◆ **Short problem**
Print each line of the listing once more, precisely as given.
━━━━━━━━━━━━━━━━━━━━
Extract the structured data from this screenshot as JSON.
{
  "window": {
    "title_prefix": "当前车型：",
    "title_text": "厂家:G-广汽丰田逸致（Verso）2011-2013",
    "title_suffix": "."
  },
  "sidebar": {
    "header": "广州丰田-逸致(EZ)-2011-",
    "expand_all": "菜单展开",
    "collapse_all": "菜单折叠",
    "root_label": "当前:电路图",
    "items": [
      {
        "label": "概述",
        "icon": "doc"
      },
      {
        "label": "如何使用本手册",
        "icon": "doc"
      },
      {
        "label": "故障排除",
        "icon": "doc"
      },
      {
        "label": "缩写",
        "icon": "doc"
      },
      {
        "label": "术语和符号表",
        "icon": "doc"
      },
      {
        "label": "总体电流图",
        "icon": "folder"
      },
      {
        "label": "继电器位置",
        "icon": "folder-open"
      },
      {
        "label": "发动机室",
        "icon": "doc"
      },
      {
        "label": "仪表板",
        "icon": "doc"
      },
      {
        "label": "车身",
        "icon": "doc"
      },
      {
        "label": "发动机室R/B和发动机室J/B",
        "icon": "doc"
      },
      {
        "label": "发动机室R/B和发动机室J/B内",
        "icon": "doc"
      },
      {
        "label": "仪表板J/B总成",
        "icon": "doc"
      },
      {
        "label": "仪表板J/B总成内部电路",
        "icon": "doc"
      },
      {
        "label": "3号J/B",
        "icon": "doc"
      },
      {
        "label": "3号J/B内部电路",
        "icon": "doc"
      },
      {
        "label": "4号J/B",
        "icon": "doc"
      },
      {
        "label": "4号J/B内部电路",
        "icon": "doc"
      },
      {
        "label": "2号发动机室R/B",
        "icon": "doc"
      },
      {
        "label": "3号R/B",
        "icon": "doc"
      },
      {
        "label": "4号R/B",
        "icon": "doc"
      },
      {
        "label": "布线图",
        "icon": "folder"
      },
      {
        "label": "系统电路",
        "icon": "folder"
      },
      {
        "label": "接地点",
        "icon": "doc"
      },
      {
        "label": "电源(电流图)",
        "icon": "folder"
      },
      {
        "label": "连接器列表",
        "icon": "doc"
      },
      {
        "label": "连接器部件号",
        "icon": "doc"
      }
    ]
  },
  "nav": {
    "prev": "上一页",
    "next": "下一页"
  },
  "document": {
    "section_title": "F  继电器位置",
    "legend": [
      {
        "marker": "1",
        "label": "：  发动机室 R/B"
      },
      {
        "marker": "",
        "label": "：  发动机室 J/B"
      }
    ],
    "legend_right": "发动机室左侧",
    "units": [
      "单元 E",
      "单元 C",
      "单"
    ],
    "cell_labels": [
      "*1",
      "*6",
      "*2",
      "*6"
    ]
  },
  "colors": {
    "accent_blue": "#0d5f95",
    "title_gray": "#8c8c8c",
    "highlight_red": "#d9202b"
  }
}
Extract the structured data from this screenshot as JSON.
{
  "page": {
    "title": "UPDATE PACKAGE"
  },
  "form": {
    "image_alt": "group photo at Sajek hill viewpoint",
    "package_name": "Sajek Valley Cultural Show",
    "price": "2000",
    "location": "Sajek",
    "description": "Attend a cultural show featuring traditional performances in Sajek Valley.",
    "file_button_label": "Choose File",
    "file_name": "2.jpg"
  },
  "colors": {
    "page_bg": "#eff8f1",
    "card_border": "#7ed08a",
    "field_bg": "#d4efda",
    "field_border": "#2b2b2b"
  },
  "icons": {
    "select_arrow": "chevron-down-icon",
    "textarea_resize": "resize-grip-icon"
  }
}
━━━━━━━━━━━━━━━━━━━━
◆ **Written answer**
Extract the structured data from this screenshot as JSON.
{
  "window": {
    "title_prefix": "当前车型：",
    "title_text": "厂家:G-广汽丰田逸致（Verso）2011-2013",
    "title_suffix": "."
  },
  "sidebar": {
    "header": "广州丰田-逸致(EZ)-2011-",
    "expand_all": "菜单展开",
    "collapse_all": "菜单折叠",
    "root_label": "当前:电路图",
    "items": [
      {
        "label": "概述",
        "icon": "doc"
      },
      {
        "label": "如何使用本手册",
        "icon": "doc"
      },
      {
        "label": "故障排除",
        "icon": "doc"
      },
      {
        "label": "缩写",
        "icon": "doc"
      },
      {
        "label": "术语和符号表",
        "icon": "doc"
      },
      {
        "label": "总体电流图",
        "icon": "folder"
      },
      {
        "label": "继电器位置",
        "icon": "folder-open"
      },
      {
        "label": "发动机室",
        "icon": "doc"
      },
      {
        "label": "仪表板",
        "icon": "doc"
      },
      {
        "label": "车身",
        "icon": "doc"
      },
      {
        "label": "发动机室R/B和发动机室J/B",
        "icon": "doc"
      },
      {
        "label": "发动机室R/B和发动机室J/B内",
        "icon": "doc"
      },
      {
        "label": "仪表板J/B总成",
        "icon": "doc"
      },
      {
        "label": "仪表板J/B总成内部电路",
        "icon": "doc"
      },
      {
        "label": "3号J/B",
        "icon": "doc"
      },
      {
        "label": "3号J/B内部电路",
        "icon": "doc"
      },
      {
        "label": "4号J/B",
        "icon": "doc"
      },
      {
        "label": "4号J/B内部电路",
        "icon": "doc"
      },
      {
        "label": "2号发动机室R/B",
        "icon": "doc"
      },
      {
        "label": "3号R/B",
        "icon": "doc"
      },
      {
        "label": "4号R/B",
        "icon": "doc"
      },
      {
        "label": "布线图",
        "icon": "folder"
      },
      {
        "label": "系统电路",
        "icon": "folder"
      },
      {
        "label": "接地点",
        "icon": "doc"
      },
      {
        "label": "电源(电流图)",
        "icon": "folder"
      },
      {
        "label": "连接器列表",
        "icon": "doc"
      },
      {
        "label": "连接器部件号",
        "icon": "doc"
      }
    ]
  },
  "nav": {
    "prev": "上一页",
    "next": "下一页"
  },
  "document": {
    "section_title": "F  继电器位置",
    "legend": [
      {
        "marker": "1",
        "label": "：  发动机室 R/B"
      },
      {
        "marker": "",
        "label": "：  发动机室 J/B"
      }
    ],
    "legend_right": "发动机室左侧",
    "units": [
      "单元 E",
      "单元 C",
      "单"
    ],
    "cell_labels": [
      "*1",
      "*6",
      "*2",
      "*6"
    ]
  },
  "colors": {
    "accent_blue": "#0d5f95",
    "title_gray": "#8c8c8c",
    "highlight_red": "#d9202b"
  }
}
Extract the structured data from this screenshot as JSON.
{
  "page": {
    "title": "UPDATE PACKAGE"
  },
  "form": {
    "image_alt": "group photo at Sajek hill viewpoint",
    "package_name": "Sajek Valley Cultural Show",
    "price": "2000",
    "location": "Sajek",
    "description": "Attend a cultural show featuring traditional performances in Sajek Valley.",
    "file_button_label": "Choose File",
    "file_name": "2.jpg"
  },
  "colors": {
    "page_bg": "#eff8f1",
    "card_border": "#7ed08a",
    "field_bg": "#d4efda",
    "field_border": "#2b2b2b"
  },
  "icons": {
    "select_arrow": "chevron-down-icon",
    "textarea_resize": "resize-grip-icon"
  }
}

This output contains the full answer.